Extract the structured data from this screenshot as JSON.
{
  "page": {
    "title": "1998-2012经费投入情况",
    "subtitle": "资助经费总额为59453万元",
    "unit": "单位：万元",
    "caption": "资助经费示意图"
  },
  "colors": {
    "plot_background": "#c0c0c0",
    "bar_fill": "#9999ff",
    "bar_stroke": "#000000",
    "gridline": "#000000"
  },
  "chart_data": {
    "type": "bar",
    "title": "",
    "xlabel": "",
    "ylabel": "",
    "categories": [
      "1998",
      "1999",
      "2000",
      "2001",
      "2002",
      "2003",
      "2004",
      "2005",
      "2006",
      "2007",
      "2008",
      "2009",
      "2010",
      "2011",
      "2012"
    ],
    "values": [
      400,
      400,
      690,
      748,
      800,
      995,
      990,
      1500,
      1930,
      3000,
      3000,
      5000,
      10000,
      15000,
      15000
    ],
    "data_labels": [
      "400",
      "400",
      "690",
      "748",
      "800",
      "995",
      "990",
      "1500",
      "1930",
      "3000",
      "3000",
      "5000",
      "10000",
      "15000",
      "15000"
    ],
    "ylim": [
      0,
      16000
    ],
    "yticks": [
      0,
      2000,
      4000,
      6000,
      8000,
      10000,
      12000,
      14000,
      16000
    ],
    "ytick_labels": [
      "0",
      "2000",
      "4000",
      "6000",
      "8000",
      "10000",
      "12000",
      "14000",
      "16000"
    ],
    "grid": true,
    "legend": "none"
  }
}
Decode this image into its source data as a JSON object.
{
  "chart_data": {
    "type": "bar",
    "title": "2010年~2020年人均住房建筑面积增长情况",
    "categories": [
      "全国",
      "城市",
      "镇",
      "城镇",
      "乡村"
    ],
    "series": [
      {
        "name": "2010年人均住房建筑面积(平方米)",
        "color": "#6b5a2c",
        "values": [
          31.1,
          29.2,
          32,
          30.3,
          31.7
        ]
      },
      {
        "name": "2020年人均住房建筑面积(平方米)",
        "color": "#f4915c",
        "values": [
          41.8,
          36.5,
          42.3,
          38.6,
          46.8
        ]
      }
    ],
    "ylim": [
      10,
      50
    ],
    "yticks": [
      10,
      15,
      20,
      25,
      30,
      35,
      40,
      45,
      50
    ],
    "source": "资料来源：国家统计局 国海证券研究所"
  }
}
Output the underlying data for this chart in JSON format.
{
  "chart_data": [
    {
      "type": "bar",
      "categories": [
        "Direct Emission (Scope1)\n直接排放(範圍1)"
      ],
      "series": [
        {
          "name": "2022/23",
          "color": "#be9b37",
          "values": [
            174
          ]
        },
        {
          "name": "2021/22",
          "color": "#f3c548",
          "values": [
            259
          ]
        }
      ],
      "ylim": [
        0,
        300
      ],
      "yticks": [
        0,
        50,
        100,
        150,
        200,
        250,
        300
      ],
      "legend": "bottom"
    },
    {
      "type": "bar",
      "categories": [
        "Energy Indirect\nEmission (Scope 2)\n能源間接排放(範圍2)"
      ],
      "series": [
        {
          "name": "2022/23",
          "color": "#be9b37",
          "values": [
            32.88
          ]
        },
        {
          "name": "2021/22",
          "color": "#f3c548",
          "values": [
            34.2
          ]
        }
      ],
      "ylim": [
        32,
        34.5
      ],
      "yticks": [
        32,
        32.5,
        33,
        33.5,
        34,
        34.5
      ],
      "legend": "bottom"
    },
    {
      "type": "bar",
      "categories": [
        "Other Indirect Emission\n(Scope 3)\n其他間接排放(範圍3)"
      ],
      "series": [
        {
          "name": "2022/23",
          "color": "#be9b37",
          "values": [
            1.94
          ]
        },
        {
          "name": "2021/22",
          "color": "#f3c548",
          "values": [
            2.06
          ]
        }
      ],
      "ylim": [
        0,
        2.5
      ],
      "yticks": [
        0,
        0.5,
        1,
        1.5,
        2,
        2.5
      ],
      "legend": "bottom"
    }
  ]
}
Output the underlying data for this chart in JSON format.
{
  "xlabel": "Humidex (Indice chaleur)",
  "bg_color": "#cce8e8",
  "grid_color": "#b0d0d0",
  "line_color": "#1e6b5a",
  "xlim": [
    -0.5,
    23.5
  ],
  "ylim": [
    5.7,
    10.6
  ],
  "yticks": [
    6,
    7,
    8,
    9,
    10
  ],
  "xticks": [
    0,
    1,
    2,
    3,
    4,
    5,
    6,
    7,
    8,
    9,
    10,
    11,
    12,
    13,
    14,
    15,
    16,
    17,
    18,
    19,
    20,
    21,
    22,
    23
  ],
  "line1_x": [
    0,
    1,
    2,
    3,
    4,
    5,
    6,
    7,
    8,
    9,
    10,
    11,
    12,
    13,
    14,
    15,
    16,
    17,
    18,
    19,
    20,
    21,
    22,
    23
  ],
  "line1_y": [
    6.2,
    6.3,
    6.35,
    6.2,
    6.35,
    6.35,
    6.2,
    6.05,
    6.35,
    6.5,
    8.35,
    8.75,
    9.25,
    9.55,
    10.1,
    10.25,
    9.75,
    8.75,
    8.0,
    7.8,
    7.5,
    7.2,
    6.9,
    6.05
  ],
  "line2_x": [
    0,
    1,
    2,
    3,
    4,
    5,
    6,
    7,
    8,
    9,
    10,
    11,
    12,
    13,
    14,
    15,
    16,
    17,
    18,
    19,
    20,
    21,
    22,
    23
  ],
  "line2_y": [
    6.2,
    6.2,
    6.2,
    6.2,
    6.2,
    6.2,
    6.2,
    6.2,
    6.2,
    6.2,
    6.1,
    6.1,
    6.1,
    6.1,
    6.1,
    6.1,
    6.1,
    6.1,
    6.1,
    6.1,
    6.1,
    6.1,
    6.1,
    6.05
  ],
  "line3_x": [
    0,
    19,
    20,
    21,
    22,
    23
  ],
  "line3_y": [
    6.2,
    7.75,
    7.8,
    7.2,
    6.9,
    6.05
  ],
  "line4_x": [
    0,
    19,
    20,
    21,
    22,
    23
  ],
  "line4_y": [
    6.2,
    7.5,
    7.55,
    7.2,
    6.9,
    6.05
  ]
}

—————

Write the material out exactly, with nothing left out.

• _RIGHT ANSWER_
Extract the structured data from this screenshot as JSON.
{
  "page": {
    "title": "1998-2012经费投入情况",
    "subtitle": "资助经费总额为59453万元",
    "unit": "单位：万元",
    "caption": "资助经费示意图"
  },
  "colors": {
    "plot_background": "#c0c0c0",
    "bar_fill": "#9999ff",
    "bar_stroke": "#000000",
    "gridline": "#000000"
  },
  "chart_data": {
    "type": "bar",
    "title": "",
    "xlabel": "",
    "ylabel": "",
    "categories": [
      "1998",
      "1999",
      "2000",
      "2001",
      "2002",
      "2003",
      "2004",
      "2005",
      "2006",
      "2007",
      "2008",
      "2009",
      "2010",
      "2011",
      "2012"
    ],
    "values": [
      400,
      400,
      690,
      748,
      800,
      995,
      990,
      1500,
      1930,
      3000,
      3000,
      5000,
      10000,
      15000,
      15000
    ],
    "data_labels": [
      "400",
      "400",
      "690",
      "748",
      "800",
      "995",
      "990",
      "1500",
      "1930",
      "3000",
      "3000",
      "5000",
      "10000",
      "15000",
      "15000"
    ],
    "ylim": [
      0,
      16000
    ],
    "yticks": [
      0,
      2000,
      4000,
      6000,
      8000,
      10000,
      12000,
      14000,
      16000
    ],
    "ytick_labels": [
      "0",
      "2000",
      "4000",
      "6000",
      "8000",
      "10000",
      "12000",
      "14000",
      "16000"
    ],
    "grid": true,
    "legend": "none"
  }
}
Decode this image into its source data as a JSON object.
{
  "chart_data": {
    "type": "bar",
    "title": "2010年~2020年人均住房建筑面积增长情况",
    "categories": [
      "全国",
      "城市",
      "镇",
      "城镇",
      "乡村"
    ],
    "series": [
      {
        "name": "2010年人均住房建筑面积(平方米)",
        "color": "#6b5a2c",
        "values": [
          31.1,
          29.2,
          32,
          30.3,
          31.7
        ]
      },
      {
        "name": "2020年人均住房建筑面积(平方米)",
        "color": "#f4915c",
        "values": [
          41.8,
          36.5,
          42.3,
          38.6,
          46.8
        ]
      }
    ],
    "ylim": [
      10,
      50
    ],
    "yticks": [
      10,
      15,
      20,
      25,
      30,
      35,
      40,
      45,
      50
    ],
    "source": "资料来源：国家统计局 国海证券研究所"
  }
}
Output the underlying data for this chart in JSON format.
{
  "chart_data": [
    {
      "type": "bar",
      "categories": [
        "Direct Emission (Scope1)\n直接排放(範圍1)"
      ],
      "series": [
        {
          "name": "2022/23",
          "color": "#be9b37",
          "values": [
            174
          ]
        },
        {
          "name": "2021/22",
          "color": "#f3c548",
          "values": [
            259
          ]
        }
      ],
      "ylim": [
        0,
        300
      ],
      "yticks": [
        0,
        50,
        100,
        150,
        200,
        250,
        300
      ],
      "legend": "bottom"
    },
    {
      "type": "bar",
      "categories": [
        "Energy Indirect\nEmission (Scope 2)\n能源間接排放(範圍2)"
      ],
      "series": [
        {
          "name": "2022/23",
          "color": "#be9b37",
          "values": [
            32.88
          ]
        },
        {
          "name": "2021/22",
          "color": "#f3c548",
          "values": [
            34.2
          ]
        }
      ],
      "ylim": [
        32,
        34.5
      ],
      "yticks": [
        32,
        32.5,
        33,
        33.5,
        34,
        34.5
      ],
      "legend": "bottom"
    },
    {
      "type": "bar",
      "categories": [
        "Other Indirect Emission\n(Scope 3)\n其他間接排放(範圍3)"
      ],
      "series": [
        {
          "name": "2022/23",
          "color": "#be9b37",
          "values": [
            1.94
          ]
        },
        {
          "name": "2021/22",
          "color": "#f3c548",
          "values": [
            2.06
          ]
        }
      ],
      "ylim": [
        0,
        2.5
      ],
      "yticks": [
        0,
        0.5,
        1,
        1.5,
        2,
        2.5
      ],
      "legend": "bottom"
    }
  ]
}
Output the underlying data for this chart in JSON format.
{
  "xlabel": "Humidex (Indice chaleur)",
  "bg_color": "#cce8e8",
  "grid_color": "#b0d0d0",
  "line_color": "#1e6b5a",
  "xlim": [
    -0.5,
    23.5
  ],
  "ylim": [
    5.7,
    10.6
  ],
  "yticks": [
    6,
    7,
    8,
    9,
    10
  ],
  "xticks": [
    0,
    1,
    2,
    3,
    4,
    5,
    6,
    7,
    8,
    9,
    10,
    11,
    12,
    13,
    14,
    15,
    16,
    17,
    18,
    19,
    20,
    21,
    22,
    23
  ],
  "line1_x": [
    0,
    1,
    2,
    3,
    4,
    5,
    6,
    7,
    8,
    9,
    10,
    11,
    12,
    13,
    14,
    15,
    16,
    17,
    18,
    19,
    20,
    21,
    22,
    23
  ],
  "line1_y": [
    6.2,
    6.3,
    6.35,
    6.2,
    6.35,
    6.35,
    6.2,
    6.05,
    6.35,
    6.5,
    8.35,
    8.75,
    9.25,
    9.55,
    10.1,
    10.25,
    9.75,
    8.75,
    8.0,
    7.8,
    7.5,
    7.2,
    6.9,
    6.05
  ],
  "line2_x": [
    0,
    1,
    2,
    3,
    4,
    5,
    6,
    7,
    8,
    9,
    10,
    11,
    12,
    13,
    14,
    15,
    16,
    17,
    18,
    19,
    20,
    21,
    22,
    23
  ],
  "line2_y": [
    6.2,
    6.2,
    6.2,
    6.2,
    6.2,
    6.2,
    6.2,
    6.2,
    6.2,
    6.2,
    6.1,
    6.1,
    6.1,
    6.1,
    6.1,
    6.1,
    6.1,
    6.1,
    6.1,
    6.1,
    6.1,
    6.1,
    6.1,
    6.05
  ],
  "line3_x": [
    0,
    19,
    20,
    21,
    22,
    23
  ],
  "line3_y": [
    6.2,
    7.75,
    7.8,
    7.2,
    6.9,
    6.05
  ],
  "line4_x": [
    0,
    19,
    20,
    21,
    22,
    23
  ],
  "line4_y": [
    6.2,
    7.5,
    7.55,
    7.2,
    6.9,
    6.05
  ]
}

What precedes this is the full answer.